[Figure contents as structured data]

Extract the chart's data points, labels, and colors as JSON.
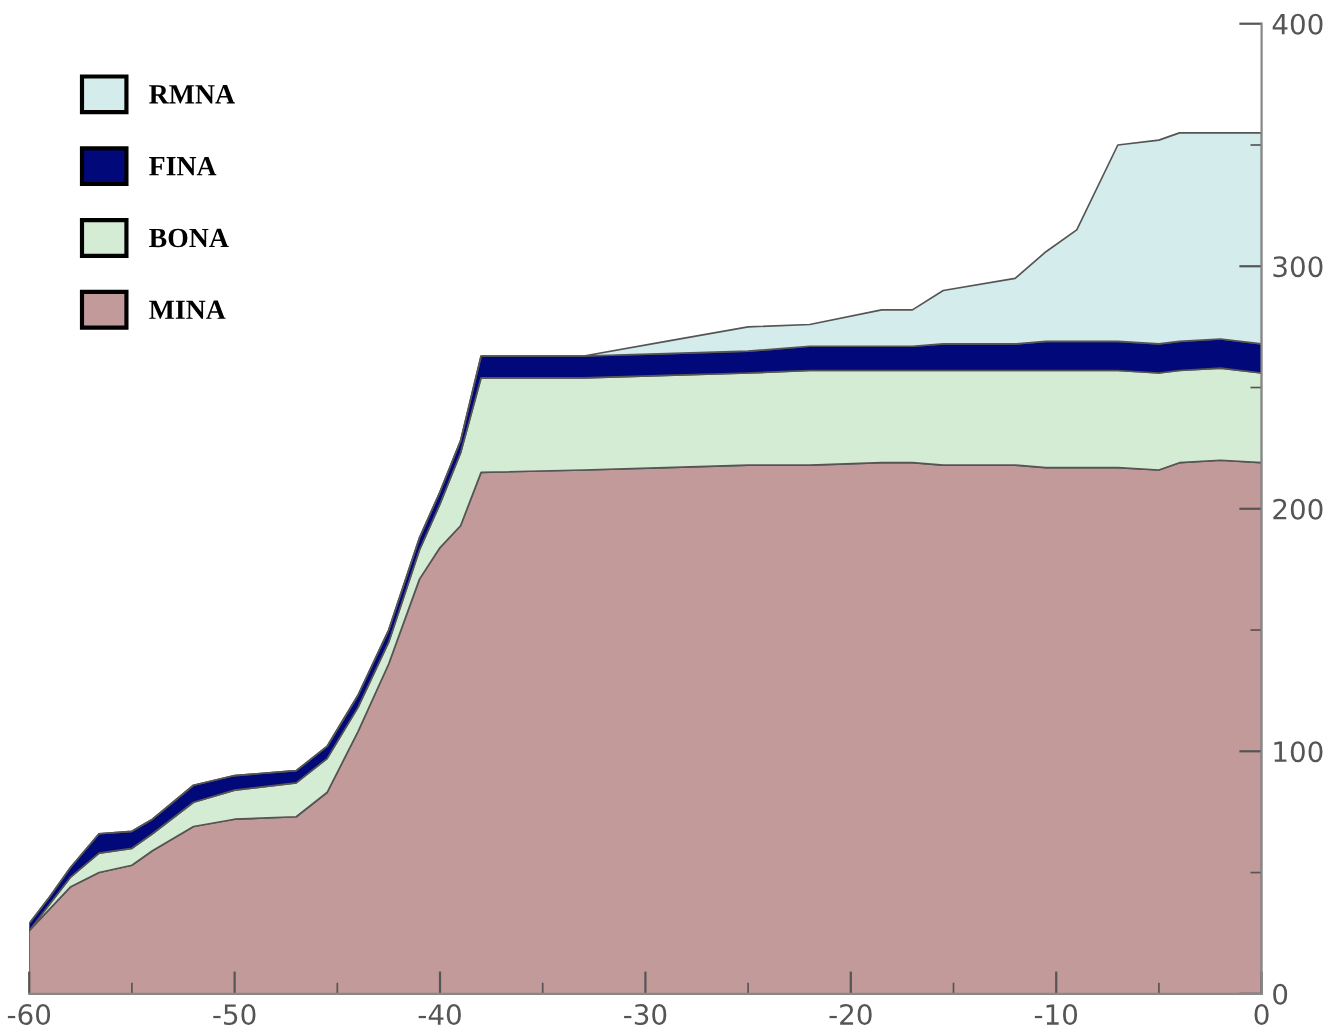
{
  "chart_data": {
    "type": "area",
    "stacked": true,
    "x": [
      -60,
      -59,
      -58,
      -56.6,
      -55,
      -54,
      -52,
      -50,
      -47,
      -45.5,
      -44,
      -42.5,
      -41,
      -40,
      -39,
      -38,
      -33,
      -29,
      -25,
      -22,
      -18.5,
      -17,
      -15.5,
      -12,
      -10.5,
      -9,
      -7,
      -5,
      -4,
      -2,
      0
    ],
    "series": [
      {
        "name": "MINA",
        "color": "#c29a9a",
        "values": [
          26,
          35,
          44,
          50,
          53,
          59,
          69,
          72,
          73,
          83,
          108,
          136,
          171,
          184,
          193,
          215,
          216,
          217,
          218,
          218,
          219,
          219,
          218,
          218,
          217,
          217,
          217,
          216,
          219,
          220,
          219
        ]
      },
      {
        "name": "BONA",
        "color": "#d4ecd4",
        "values": [
          0,
          2,
          4,
          8,
          7,
          7,
          10,
          12,
          14,
          14,
          10,
          9,
          12,
          18,
          30,
          39,
          38,
          38,
          38,
          39,
          38,
          38,
          39,
          39,
          40,
          40,
          40,
          40,
          38,
          38,
          37
        ]
      },
      {
        "name": "FINA",
        "color": "#00087a",
        "values": [
          3,
          3,
          4,
          8,
          7,
          6,
          7,
          6,
          5,
          5,
          5,
          5,
          5,
          5,
          5,
          9,
          9,
          9,
          9,
          10,
          10,
          10,
          11,
          11,
          12,
          12,
          12,
          12,
          12,
          12,
          12
        ]
      },
      {
        "name": "RMNA",
        "color": "#d4ecec",
        "values": [
          0,
          0,
          0,
          0,
          0,
          0,
          0,
          0,
          0,
          0,
          0,
          0,
          0,
          0,
          0,
          0,
          0,
          5,
          10,
          9,
          15,
          15,
          22,
          27,
          37,
          46,
          81,
          84,
          86,
          85,
          87
        ]
      }
    ],
    "xlim": [
      -60,
      0
    ],
    "xticks": [
      -60,
      -50,
      -40,
      -30,
      -20,
      -10,
      0
    ],
    "ylim": [
      0,
      400
    ],
    "yticks": [
      0,
      100,
      200,
      300,
      400
    ],
    "grid": false,
    "legend": "top left"
  }
}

# What is being asked:
Except for the pictures, reproduce every line exactly.

# Final answer:
Extract the chart's data points, labels, and colors as JSON.
{
  "chart_data": {
    "type": "area",
    "stacked": true,
    "x": [
      -60,
      -59,
      -58,
      -56.6,
      -55,
      -54,
      -52,
      -50,
      -47,
      -45.5,
      -44,
      -42.5,
      -41,
      -40,
      -39,
      -38,
      -33,
      -29,
      -25,
      -22,
      -18.5,
      -17,
      -15.5,
      -12,
      -10.5,
      -9,
      -7,
      -5,
      -4,
      -2,
      0
    ],
    "series": [
      {
        "name": "MINA",
        "color": "#c29a9a",
        "values": [
          26,
          35,
          44,
          50,
          53,
          59,
          69,
          72,
          73,
          83,
          108,
          136,
          171,
          184,
          193,
          215,
          216,
          217,
          218,
          218,
          219,
          219,
          218,
          218,
          217,
          217,
          217,
          216,
          219,
          220,
          219
        ]
      },
      {
        "name": "BONA",
        "color": "#d4ecd4",
        "values": [
          0,
          2,
          4,
          8,
          7,
          7,
          10,
          12,
          14,
          14,
          10,
          9,
          12,
          18,
          30,
          39,
          38,
          38,
          38,
          39,
          38,
          38,
          39,
          39,
          40,
          40,
          40,
          40,
          38,
          38,
          37
        ]
      },
      {
        "name": "FINA",
        "color": "#00087a",
        "values": [
          3,
          3,
          4,
          8,
          7,
          6,
          7,
          6,
          5,
          5,
          5,
          5,
          5,
          5,
          5,
          9,
          9,
          9,
          9,
          10,
          10,
          10,
          11,
          11,
          12,
          12,
          12,
          12,
          12,
          12,
          12
        ]
      },
      {
        "name": "RMNA",
        "color": "#d4ecec",
        "values": [
          0,
          0,
          0,
          0,
          0,
          0,
          0,
          0,
          0,
          0,
          0,
          0,
          0,
          0,
          0,
          0,
          0,
          5,
          10,
          9,
          15,
          15,
          22,
          27,
          37,
          46,
          81,
          84,
          86,
          85,
          87
        ]
      }
    ],
    "xlim": [
      -60,
      0
    ],
    "xticks": [
      -60,
      -50,
      -40,
      -30,
      -20,
      -10,
      0
    ],
    "ylim": [
      0,
      400
    ],
    "yticks": [
      0,
      100,
      200,
      300,
      400
    ],
    "grid": false,
    "legend": "top left"
  }
}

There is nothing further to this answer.